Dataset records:
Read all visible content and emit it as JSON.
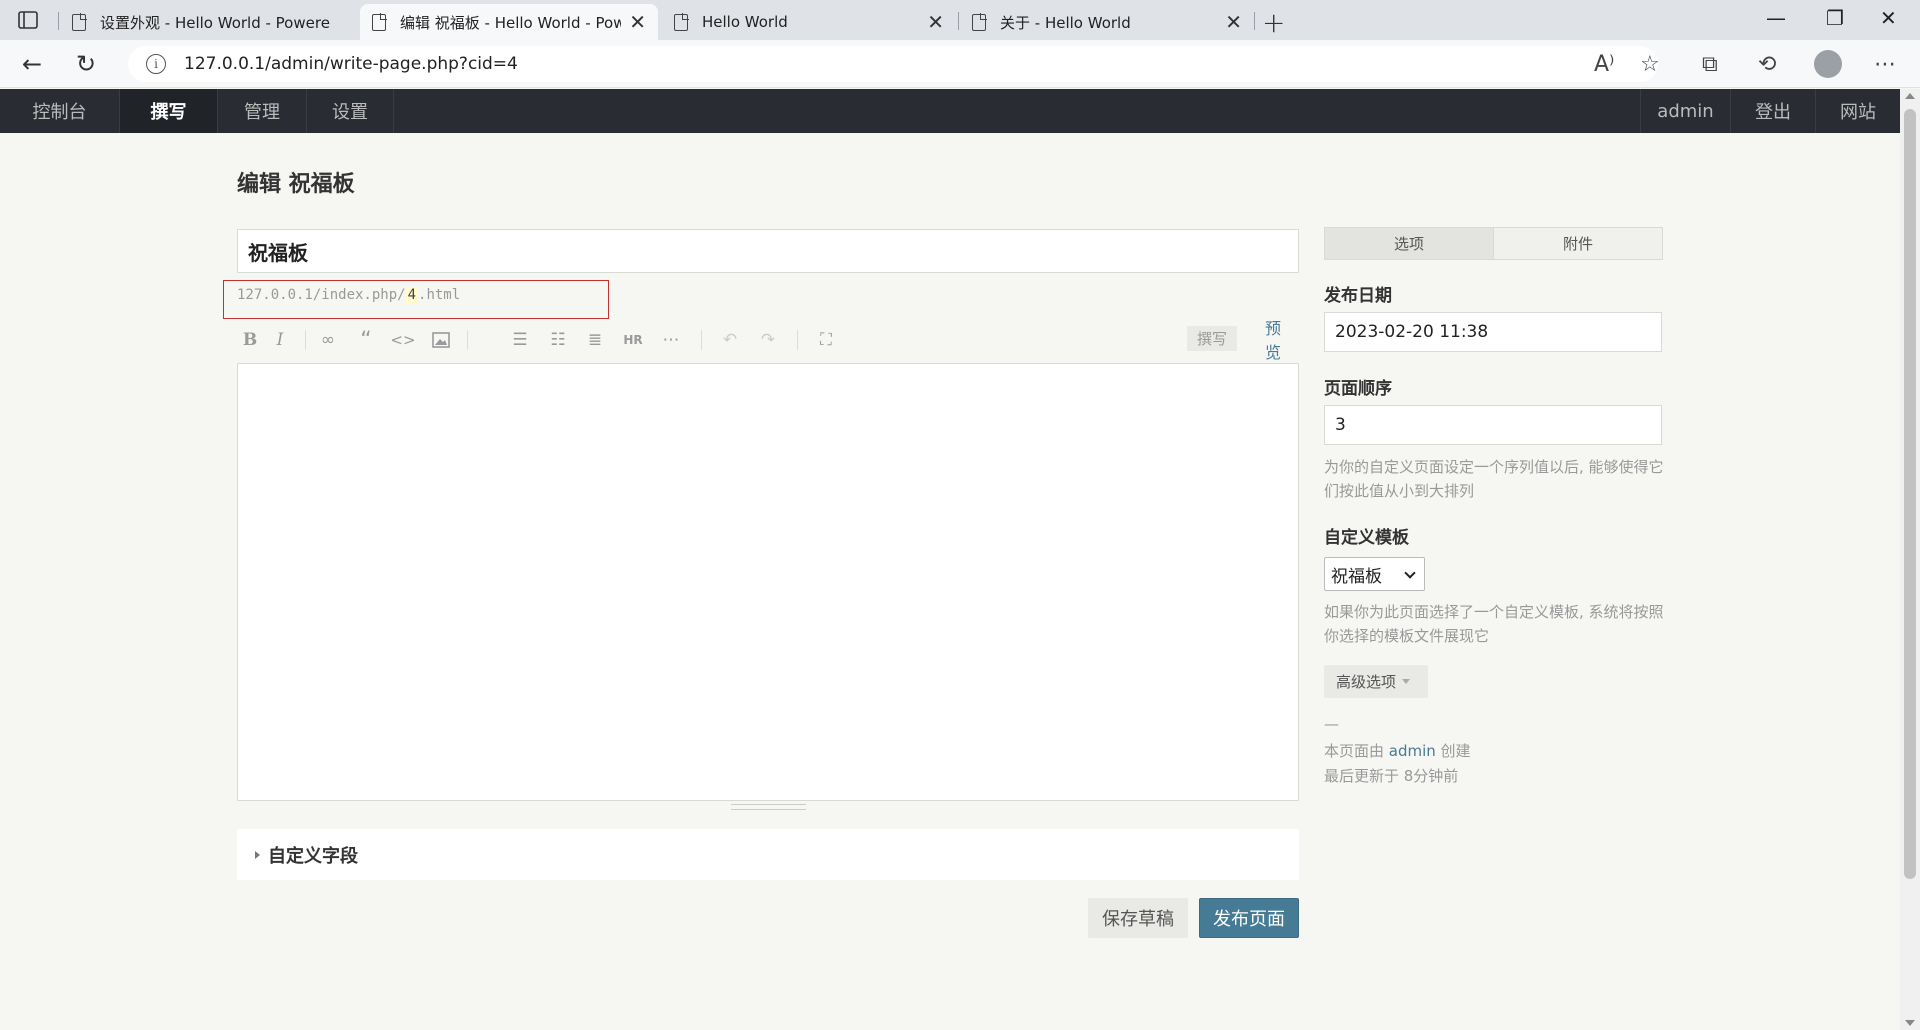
{
  "browser": {
    "tabs": [
      {
        "title": "设置外观 - Hello World - Powere",
        "active": false
      },
      {
        "title": "编辑 祝福板 - Hello World - Pow",
        "active": true
      },
      {
        "title": "Hello World",
        "active": false
      },
      {
        "title": "关于 - Hello World",
        "active": false
      }
    ],
    "url": "127.0.0.1/admin/write-page.php?cid=4"
  },
  "admin_nav": {
    "left": [
      "控制台",
      "撰写",
      "管理",
      "设置"
    ],
    "current": "撰写",
    "right": [
      "admin",
      "登出",
      "网站"
    ]
  },
  "page": {
    "heading": "编辑 祝福板",
    "title_value": "祝福板",
    "slug_prefix": "127.0.0.1/index.php/",
    "slug_value": "4",
    "slug_suffix": ".html",
    "editor_content": ""
  },
  "editor_toolbar": {
    "buttons": [
      "bold-icon",
      "italic-icon",
      "link-icon",
      "quote-icon",
      "code-icon",
      "image-icon",
      "ordered-list-icon",
      "unordered-list-icon",
      "heading-icon",
      "hr-icon",
      "more-icon",
      "undo-icon",
      "redo-icon",
      "fullscreen-icon"
    ],
    "write_label": "撰写",
    "preview_label": "预览"
  },
  "custom_fields_label": "自定义字段",
  "actions": {
    "save_draft": "保存草稿",
    "publish": "发布页面"
  },
  "sidebar": {
    "tabs": [
      "选项",
      "附件"
    ],
    "publish_date_label": "发布日期",
    "publish_date_value": "2023-02-20 11:38",
    "order_label": "页面顺序",
    "order_value": "3",
    "order_desc": "为你的自定义页面设定一个序列值以后, 能够使得它们按此值从小到大排列",
    "template_label": "自定义模板",
    "template_value": "祝福板",
    "template_desc": "如果你为此页面选择了一个自定义模板, 系统将按照你选择的模板文件展现它",
    "advanced_label": "高级选项",
    "dash": "—",
    "created_prefix": "本页面由 ",
    "created_by": "admin",
    "created_suffix": " 创建",
    "updated": "最后更新于 8分钟前"
  },
  "colors": {
    "admin_nav_bg": "#292d33",
    "accent": "#467b96",
    "highlight_box": "#c23030"
  }
}
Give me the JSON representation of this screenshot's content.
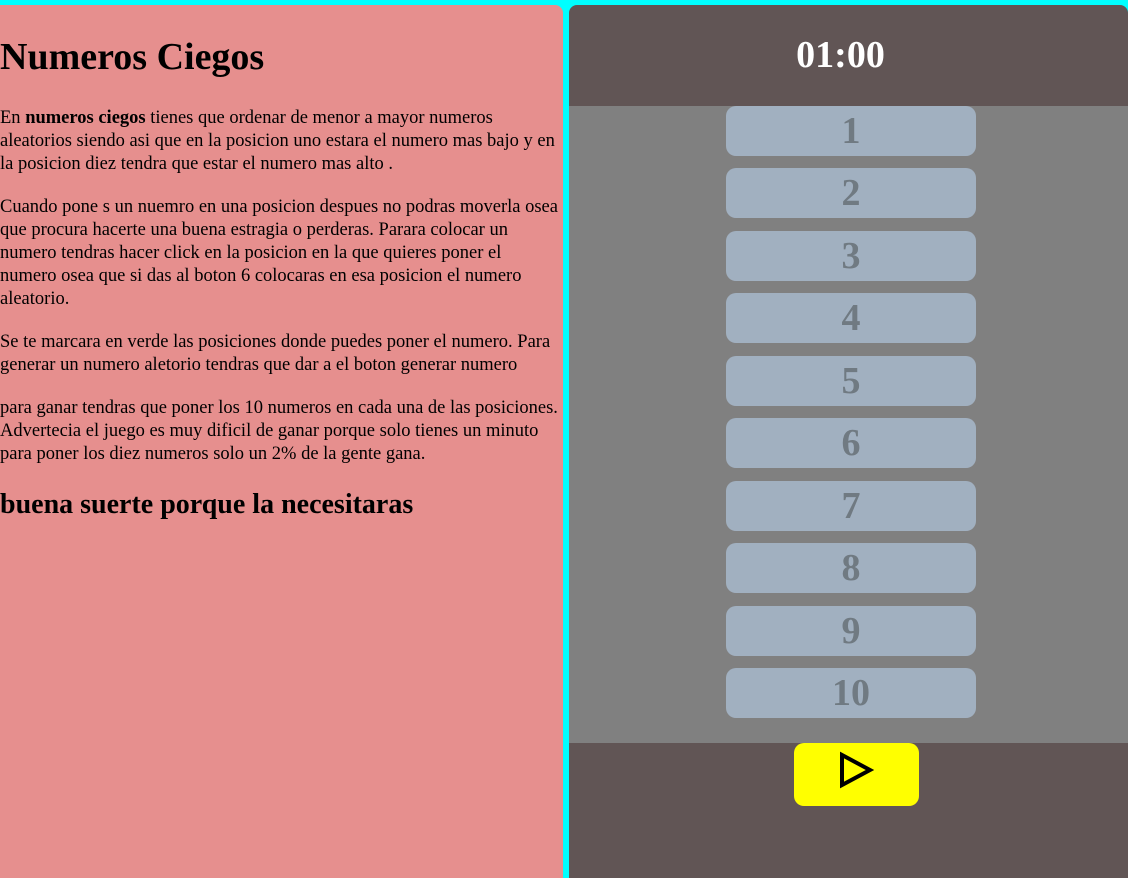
{
  "info": {
    "title": "Numeros Ciegos",
    "p1_bold": "numeros ciegos",
    "p1_before": "En ",
    "p1_after": " tienes que ordenar de menor a mayor numeros aleatorios siendo asi que en la posicion uno estara el numero mas bajo y en la posicion diez tendra que estar el numero mas alto .",
    "p2": "Cuando pone s un nuemro en una posicion despues no podras moverla osea que procura hacerte una buena estragia o perderas. Parara colocar un numero tendras hacer click en la posicion en la que quieres poner el numero osea que si das al boton 6 colocaras en esa posicion el numero aleatorio.",
    "p3": "Se te marcara en verde las posiciones donde puedes poner el numero. Para generar un numero aletorio tendras que dar a el boton generar numero",
    "p4": "para ganar tendras que poner los 10 numeros en cada una de las posiciones. Advertecia el juego es muy dificil de ganar porque solo tienes un minuto para poner los diez numeros solo un 2% de la gente gana.",
    "closing": "buena suerte porque la necesitaras"
  },
  "game": {
    "timer": "01:00",
    "slots": [
      "1",
      "2",
      "3",
      "4",
      "5",
      "6",
      "7",
      "8",
      "9",
      "10"
    ],
    "play_icon": "play-icon"
  },
  "colors": {
    "page_background": "#00ffff",
    "info_panel": "#e68f8e",
    "game_panel": "#615555",
    "slots_area": "#808080",
    "slot": "#a1b0c0",
    "slot_text": "#707a82",
    "play_button": "#ffff00"
  }
}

Challenge:
Output the full set of records above without changing a word, and drop the images.

Complete answer:
Read all visible content and emit it as JSON.
{
  "browser": {
    "tabs": [
      {
        "title": "设置外观 - Hello World - Powere",
        "active": false
      },
      {
        "title": "编辑 祝福板 - Hello World - Pow",
        "active": true
      },
      {
        "title": "Hello World",
        "active": false
      },
      {
        "title": "关于 - Hello World",
        "active": false
      }
    ],
    "url": "127.0.0.1/admin/write-page.php?cid=4"
  },
  "admin_nav": {
    "left": [
      "控制台",
      "撰写",
      "管理",
      "设置"
    ],
    "current": "撰写",
    "right": [
      "admin",
      "登出",
      "网站"
    ]
  },
  "page": {
    "heading": "编辑 祝福板",
    "title_value": "祝福板",
    "slug_prefix": "127.0.0.1/index.php/",
    "slug_value": "4",
    "slug_suffix": ".html",
    "editor_content": ""
  },
  "editor_toolbar": {
    "buttons": [
      "bold-icon",
      "italic-icon",
      "link-icon",
      "quote-icon",
      "code-icon",
      "image-icon",
      "ordered-list-icon",
      "unordered-list-icon",
      "heading-icon",
      "hr-icon",
      "more-icon",
      "undo-icon",
      "redo-icon",
      "fullscreen-icon"
    ],
    "write_label": "撰写",
    "preview_label": "预览"
  },
  "custom_fields_label": "自定义字段",
  "actions": {
    "save_draft": "保存草稿",
    "publish": "发布页面"
  },
  "sidebar": {
    "tabs": [
      "选项",
      "附件"
    ],
    "publish_date_label": "发布日期",
    "publish_date_value": "2023-02-20 11:38",
    "order_label": "页面顺序",
    "order_value": "3",
    "order_desc": "为你的自定义页面设定一个序列值以后, 能够使得它们按此值从小到大排列",
    "template_label": "自定义模板",
    "template_value": "祝福板",
    "template_desc": "如果你为此页面选择了一个自定义模板, 系统将按照你选择的模板文件展现它",
    "advanced_label": "高级选项",
    "dash": "—",
    "created_prefix": "本页面由 ",
    "created_by": "admin",
    "created_suffix": " 创建",
    "updated": "最后更新于 8分钟前"
  },
  "colors": {
    "admin_nav_bg": "#292d33",
    "accent": "#467b96",
    "highlight_box": "#c23030"
  }
}
Give me the JSON representation of this screenshot's content.
{
  "info": {
    "title": "Numeros Ciegos",
    "p1_bold": "numeros ciegos",
    "p1_before": "En ",
    "p1_after": " tienes que ordenar de menor a mayor numeros aleatorios siendo asi que en la posicion uno estara el numero mas bajo y en la posicion diez tendra que estar el numero mas alto .",
    "p2": "Cuando pone s un nuemro en una posicion despues no podras moverla osea que procura hacerte una buena estragia o perderas. Parara colocar un numero tendras hacer click en la posicion en la que quieres poner el numero osea que si das al boton 6 colocaras en esa posicion el numero aleatorio.",
    "p3": "Se te marcara en verde las posiciones donde puedes poner el numero. Para generar un numero aletorio tendras que dar a el boton generar numero",
    "p4": "para ganar tendras que poner los 10 numeros en cada una de las posiciones. Advertecia el juego es muy dificil de ganar porque solo tienes un minuto para poner los diez numeros solo un 2% de la gente gana.",
    "closing": "buena suerte porque la necesitaras"
  },
  "game": {
    "timer": "01:00",
    "slots": [
      "1",
      "2",
      "3",
      "4",
      "5",
      "6",
      "7",
      "8",
      "9",
      "10"
    ],
    "play_icon": "play-icon"
  },
  "colors": {
    "page_background": "#00ffff",
    "info_panel": "#e68f8e",
    "game_panel": "#615555",
    "slots_area": "#808080",
    "slot": "#a1b0c0",
    "slot_text": "#707a82",
    "play_button": "#ffff00"
  }
}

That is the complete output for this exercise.